**Exercise requirements:** Reproduce the records below exactly as they appear.
• • • • •
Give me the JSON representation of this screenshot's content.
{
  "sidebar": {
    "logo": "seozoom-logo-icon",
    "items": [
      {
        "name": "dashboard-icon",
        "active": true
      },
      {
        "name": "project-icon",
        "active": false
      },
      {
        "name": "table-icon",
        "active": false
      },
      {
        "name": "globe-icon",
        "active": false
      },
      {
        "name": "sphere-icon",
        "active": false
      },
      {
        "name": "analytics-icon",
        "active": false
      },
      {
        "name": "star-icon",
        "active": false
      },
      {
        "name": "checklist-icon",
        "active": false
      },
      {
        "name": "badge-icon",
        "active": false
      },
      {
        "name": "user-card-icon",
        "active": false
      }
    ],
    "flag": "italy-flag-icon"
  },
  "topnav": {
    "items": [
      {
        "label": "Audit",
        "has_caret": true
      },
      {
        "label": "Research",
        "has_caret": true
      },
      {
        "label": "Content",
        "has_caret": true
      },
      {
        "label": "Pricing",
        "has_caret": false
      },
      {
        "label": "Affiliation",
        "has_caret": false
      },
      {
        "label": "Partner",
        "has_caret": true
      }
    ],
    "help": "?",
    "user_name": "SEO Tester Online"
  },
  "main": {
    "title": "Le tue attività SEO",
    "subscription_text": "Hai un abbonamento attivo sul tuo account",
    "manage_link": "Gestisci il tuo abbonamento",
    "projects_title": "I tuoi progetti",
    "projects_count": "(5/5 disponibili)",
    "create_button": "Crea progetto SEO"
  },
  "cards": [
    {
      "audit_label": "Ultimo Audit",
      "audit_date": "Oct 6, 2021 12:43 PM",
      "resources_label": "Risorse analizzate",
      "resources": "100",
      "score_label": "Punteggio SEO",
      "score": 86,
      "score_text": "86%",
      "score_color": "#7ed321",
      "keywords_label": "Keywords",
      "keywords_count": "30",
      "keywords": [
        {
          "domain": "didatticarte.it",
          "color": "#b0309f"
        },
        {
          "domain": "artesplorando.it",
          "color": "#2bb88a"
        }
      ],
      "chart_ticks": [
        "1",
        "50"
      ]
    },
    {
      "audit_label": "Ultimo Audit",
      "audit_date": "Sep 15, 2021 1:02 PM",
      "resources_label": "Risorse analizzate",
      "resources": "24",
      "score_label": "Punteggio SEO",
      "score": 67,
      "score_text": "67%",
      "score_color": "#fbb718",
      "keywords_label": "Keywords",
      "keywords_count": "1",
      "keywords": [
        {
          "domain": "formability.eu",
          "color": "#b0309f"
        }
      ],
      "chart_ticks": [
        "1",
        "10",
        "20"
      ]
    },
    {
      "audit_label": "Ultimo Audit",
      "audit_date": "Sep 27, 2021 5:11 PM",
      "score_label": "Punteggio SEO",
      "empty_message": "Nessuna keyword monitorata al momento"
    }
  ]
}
• • • • •
**The completed task:**
Give me the JSON representation of this screenshot's content.
{
  "sidebar": {
    "logo": "seozoom-logo-icon",
    "items": [
      {
        "name": "dashboard-icon",
        "active": true
      },
      {
        "name": "project-icon",
        "active": false
      },
      {
        "name": "table-icon",
        "active": false
      },
      {
        "name": "globe-icon",
        "active": false
      },
      {
        "name": "sphere-icon",
        "active": false
      },
      {
        "name": "analytics-icon",
        "active": false
      },
      {
        "name": "star-icon",
        "active": false
      },
      {
        "name": "checklist-icon",
        "active": false
      },
      {
        "name": "badge-icon",
        "active": false
      },
      {
        "name": "user-card-icon",
        "active": false
      }
    ],
    "flag": "italy-flag-icon"
  },
  "topnav": {
    "items": [
      {
        "label": "Audit",
        "has_caret": true
      },
      {
        "label": "Research",
        "has_caret": true
      },
      {
        "label": "Content",
        "has_caret": true
      },
      {
        "label": "Pricing",
        "has_caret": false
      },
      {
        "label": "Affiliation",
        "has_caret": false
      },
      {
        "label": "Partner",
        "has_caret": true
      }
    ],
    "help": "?",
    "user_name": "SEO Tester Online"
  },
  "main": {
    "title": "Le tue attività SEO",
    "subscription_text": "Hai un abbonamento attivo sul tuo account",
    "manage_link": "Gestisci il tuo abbonamento",
    "projects_title": "I tuoi progetti",
    "projects_count": "(5/5 disponibili)",
    "create_button": "Crea progetto SEO"
  },
  "cards": [
    {
      "audit_label": "Ultimo Audit",
      "audit_date": "Oct 6, 2021 12:43 PM",
      "resources_label": "Risorse analizzate",
      "resources": "100",
      "score_label": "Punteggio SEO",
      "score": 86,
      "score_text": "86%",
      "score_color": "#7ed321",
      "keywords_label": "Keywords",
      "keywords_count": "30",
      "keywords": [
        {
          "domain": "didatticarte.it",
          "color": "#b0309f"
        },
        {
          "domain": "artesplorando.it",
          "color": "#2bb88a"
        }
      ],
      "chart_ticks": [
        "1",
        "50"
      ]
    },
    {
      "audit_label": "Ultimo Audit",
      "audit_date": "Sep 15, 2021 1:02 PM",
      "resources_label": "Risorse analizzate",
      "resources": "24",
      "score_label": "Punteggio SEO",
      "score": 67,
      "score_text": "67%",
      "score_color": "#fbb718",
      "keywords_label": "Keywords",
      "keywords_count": "1",
      "keywords": [
        {
          "domain": "formability.eu",
          "color": "#b0309f"
        }
      ],
      "chart_ticks": [
        "1",
        "10",
        "20"
      ]
    },
    {
      "audit_label": "Ultimo Audit",
      "audit_date": "Sep 27, 2021 5:11 PM",
      "score_label": "Punteggio SEO",
      "empty_message": "Nessuna keyword monitorata al momento"
    }
  ]
}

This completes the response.